> [Your goal]
Each entry below is to be written out exactly, and the pictures are to be left out.
[Begin Dataset rows]
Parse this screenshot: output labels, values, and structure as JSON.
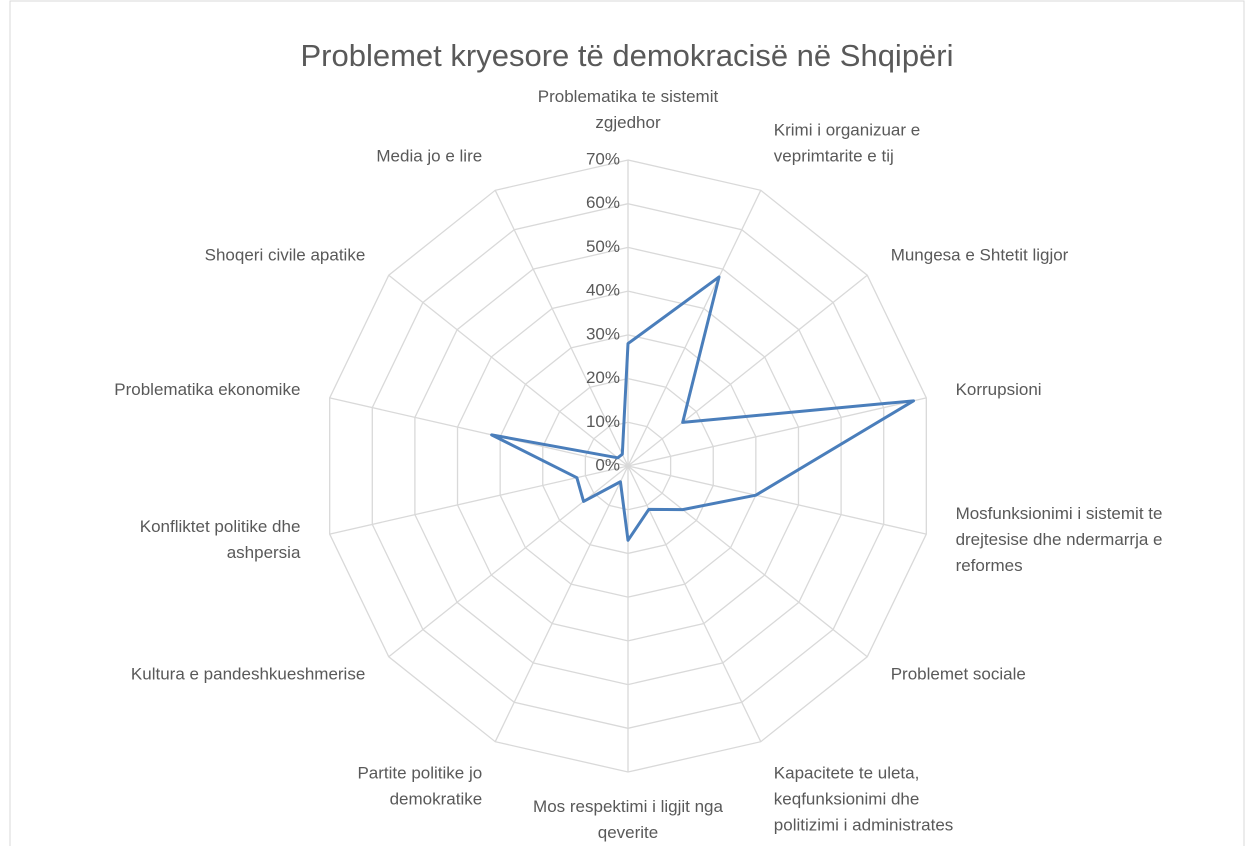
{
  "chart_data": {
    "type": "radar",
    "title": "Problemet kryesore të demokracisë në Shqipëri",
    "categories": [
      "Problematika te sistemit zgjedhor",
      "Krimi i organizuar e veprimtarite e tij",
      "Mungesa e Shtetit ligjor",
      "Korrupsioni",
      "Mosfunksionimi i sistemit te drejtesise dhe ndermarrja e reformes",
      "Problemet sociale",
      "Kapacitete te uleta, keqfunksionimi dhe politizimi i administrates",
      "Mos respektimi i ligjit nga qeverite",
      "Partite politike jo demokratike",
      "Kultura e pandeshkueshmerise",
      "Konfliktet politike dhe ashpersia",
      "Problematika ekonomike",
      "Shoqeri civile apatike",
      "Media jo e lire"
    ],
    "values": [
      0.28,
      0.48,
      0.16,
      0.67,
      0.3,
      0.16,
      0.11,
      0.17,
      0.04,
      0.13,
      0.12,
      0.32,
      0.03,
      0.03
    ],
    "color": "#4a7ebb",
    "ylim": [
      0,
      0.7
    ],
    "yticks": [
      {
        "value": 0,
        "label": "0%"
      },
      {
        "value": 0.1,
        "label": "10%"
      },
      {
        "value": 0.2,
        "label": "20%"
      },
      {
        "value": 0.3,
        "label": "30%"
      },
      {
        "value": 0.4,
        "label": "40%"
      },
      {
        "value": 0.5,
        "label": "50%"
      },
      {
        "value": 0.6,
        "label": "60%"
      },
      {
        "value": 0.7,
        "label": "70%"
      }
    ],
    "grid": true
  }
}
[End Dataset rows]
> [Solution to this exercise]
Parse this screenshot: output labels, values, and structure as JSON.
{
  "chart_data": {
    "type": "radar",
    "title": "Problemet kryesore të demokracisë në Shqipëri",
    "categories": [
      "Problematika te sistemit zgjedhor",
      "Krimi i organizuar e veprimtarite e tij",
      "Mungesa e Shtetit ligjor",
      "Korrupsioni",
      "Mosfunksionimi i sistemit te drejtesise dhe ndermarrja e reformes",
      "Problemet sociale",
      "Kapacitete te uleta, keqfunksionimi dhe politizimi i administrates",
      "Mos respektimi i ligjit nga qeverite",
      "Partite politike jo demokratike",
      "Kultura e pandeshkueshmerise",
      "Konfliktet politike dhe ashpersia",
      "Problematika ekonomike",
      "Shoqeri civile apatike",
      "Media jo e lire"
    ],
    "values": [
      0.28,
      0.48,
      0.16,
      0.67,
      0.3,
      0.16,
      0.11,
      0.17,
      0.04,
      0.13,
      0.12,
      0.32,
      0.03,
      0.03
    ],
    "color": "#4a7ebb",
    "ylim": [
      0,
      0.7
    ],
    "yticks": [
      {
        "value": 0,
        "label": "0%"
      },
      {
        "value": 0.1,
        "label": "10%"
      },
      {
        "value": 0.2,
        "label": "20%"
      },
      {
        "value": 0.3,
        "label": "30%"
      },
      {
        "value": 0.4,
        "label": "40%"
      },
      {
        "value": 0.5,
        "label": "50%"
      },
      {
        "value": 0.6,
        "label": "60%"
      },
      {
        "value": 0.7,
        "label": "70%"
      }
    ],
    "grid": true
  }
}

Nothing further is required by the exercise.